Set out every line bearing the string "image".

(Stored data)
==========
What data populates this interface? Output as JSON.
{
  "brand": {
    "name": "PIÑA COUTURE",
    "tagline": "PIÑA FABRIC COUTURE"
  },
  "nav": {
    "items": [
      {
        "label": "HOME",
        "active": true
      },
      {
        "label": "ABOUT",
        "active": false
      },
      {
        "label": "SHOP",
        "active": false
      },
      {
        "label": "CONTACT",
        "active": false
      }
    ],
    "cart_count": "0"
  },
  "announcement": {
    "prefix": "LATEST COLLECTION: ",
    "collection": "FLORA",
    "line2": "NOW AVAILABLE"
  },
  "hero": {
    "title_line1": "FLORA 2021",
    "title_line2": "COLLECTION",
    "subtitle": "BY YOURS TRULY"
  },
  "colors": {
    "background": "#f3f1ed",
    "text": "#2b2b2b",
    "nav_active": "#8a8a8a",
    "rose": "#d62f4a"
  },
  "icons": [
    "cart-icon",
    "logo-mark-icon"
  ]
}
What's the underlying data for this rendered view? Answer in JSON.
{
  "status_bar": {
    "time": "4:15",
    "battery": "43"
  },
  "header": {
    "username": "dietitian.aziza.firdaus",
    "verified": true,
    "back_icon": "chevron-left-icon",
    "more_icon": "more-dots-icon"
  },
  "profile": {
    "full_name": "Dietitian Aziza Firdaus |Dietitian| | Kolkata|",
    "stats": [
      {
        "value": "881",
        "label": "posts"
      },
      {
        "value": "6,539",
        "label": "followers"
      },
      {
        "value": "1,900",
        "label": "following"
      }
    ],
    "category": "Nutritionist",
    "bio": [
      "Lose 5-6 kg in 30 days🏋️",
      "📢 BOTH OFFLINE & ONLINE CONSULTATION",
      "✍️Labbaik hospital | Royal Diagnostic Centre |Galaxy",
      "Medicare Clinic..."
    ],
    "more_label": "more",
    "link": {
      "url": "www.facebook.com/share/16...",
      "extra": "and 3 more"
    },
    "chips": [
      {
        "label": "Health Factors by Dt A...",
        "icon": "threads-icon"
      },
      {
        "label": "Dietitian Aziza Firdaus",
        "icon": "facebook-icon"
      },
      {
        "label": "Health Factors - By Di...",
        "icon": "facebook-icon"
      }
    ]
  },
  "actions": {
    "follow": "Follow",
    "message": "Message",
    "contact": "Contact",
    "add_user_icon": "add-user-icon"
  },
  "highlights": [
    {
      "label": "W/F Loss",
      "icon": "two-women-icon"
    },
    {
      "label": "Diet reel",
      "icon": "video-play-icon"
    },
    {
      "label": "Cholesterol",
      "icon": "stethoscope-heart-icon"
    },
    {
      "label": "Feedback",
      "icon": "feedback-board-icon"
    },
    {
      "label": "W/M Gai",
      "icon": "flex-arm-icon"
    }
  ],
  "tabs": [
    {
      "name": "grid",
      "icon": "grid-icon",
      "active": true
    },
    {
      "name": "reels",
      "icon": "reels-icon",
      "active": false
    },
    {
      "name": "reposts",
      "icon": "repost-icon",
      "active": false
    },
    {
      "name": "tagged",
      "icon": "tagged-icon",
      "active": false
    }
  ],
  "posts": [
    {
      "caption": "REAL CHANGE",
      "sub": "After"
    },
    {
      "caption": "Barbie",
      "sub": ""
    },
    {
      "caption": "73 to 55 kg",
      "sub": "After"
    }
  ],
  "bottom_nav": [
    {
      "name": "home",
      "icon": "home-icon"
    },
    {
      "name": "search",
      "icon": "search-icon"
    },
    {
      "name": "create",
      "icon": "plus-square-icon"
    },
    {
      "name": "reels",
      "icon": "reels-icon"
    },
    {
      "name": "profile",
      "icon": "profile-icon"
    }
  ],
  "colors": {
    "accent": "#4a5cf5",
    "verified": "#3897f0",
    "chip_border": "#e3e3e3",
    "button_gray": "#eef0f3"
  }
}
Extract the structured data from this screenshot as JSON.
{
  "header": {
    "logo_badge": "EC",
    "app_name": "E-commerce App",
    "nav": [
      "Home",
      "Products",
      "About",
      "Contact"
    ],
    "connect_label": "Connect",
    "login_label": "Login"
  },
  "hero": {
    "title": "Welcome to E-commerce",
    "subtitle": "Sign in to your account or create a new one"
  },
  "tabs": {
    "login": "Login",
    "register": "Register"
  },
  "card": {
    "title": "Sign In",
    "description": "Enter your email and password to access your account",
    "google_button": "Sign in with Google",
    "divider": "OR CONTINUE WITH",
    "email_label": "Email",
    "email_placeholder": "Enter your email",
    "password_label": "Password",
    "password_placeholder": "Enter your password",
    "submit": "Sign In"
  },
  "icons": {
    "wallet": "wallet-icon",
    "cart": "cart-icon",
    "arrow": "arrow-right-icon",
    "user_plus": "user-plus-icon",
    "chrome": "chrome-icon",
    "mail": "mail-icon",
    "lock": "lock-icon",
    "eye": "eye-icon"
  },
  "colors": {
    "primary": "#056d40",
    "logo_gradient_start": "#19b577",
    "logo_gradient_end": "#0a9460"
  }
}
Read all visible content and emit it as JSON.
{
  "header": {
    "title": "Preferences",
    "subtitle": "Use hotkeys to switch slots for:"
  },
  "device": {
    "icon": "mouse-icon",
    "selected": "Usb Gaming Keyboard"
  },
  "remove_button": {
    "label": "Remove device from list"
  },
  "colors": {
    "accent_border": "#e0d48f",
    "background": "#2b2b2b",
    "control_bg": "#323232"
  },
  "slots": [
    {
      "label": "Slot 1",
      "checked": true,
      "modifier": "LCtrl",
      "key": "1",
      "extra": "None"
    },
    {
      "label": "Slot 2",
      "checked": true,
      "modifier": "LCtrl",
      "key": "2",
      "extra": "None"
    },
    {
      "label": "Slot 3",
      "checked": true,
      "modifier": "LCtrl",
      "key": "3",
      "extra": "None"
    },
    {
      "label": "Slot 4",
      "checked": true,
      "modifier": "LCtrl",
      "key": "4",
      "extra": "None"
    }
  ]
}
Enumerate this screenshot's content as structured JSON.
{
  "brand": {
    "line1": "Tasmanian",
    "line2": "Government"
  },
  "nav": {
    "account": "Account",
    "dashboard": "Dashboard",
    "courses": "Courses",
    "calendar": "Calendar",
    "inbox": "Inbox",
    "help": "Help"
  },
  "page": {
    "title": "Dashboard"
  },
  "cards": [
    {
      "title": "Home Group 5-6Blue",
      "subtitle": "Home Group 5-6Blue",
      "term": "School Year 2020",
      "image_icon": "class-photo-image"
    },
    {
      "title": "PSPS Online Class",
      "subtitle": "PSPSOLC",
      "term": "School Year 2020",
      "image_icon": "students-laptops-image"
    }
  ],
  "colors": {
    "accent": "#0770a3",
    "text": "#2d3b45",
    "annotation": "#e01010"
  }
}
==========
> **The response**:
      "image_icon": "class-photo-image"
      "image_icon": "students-laptops-image"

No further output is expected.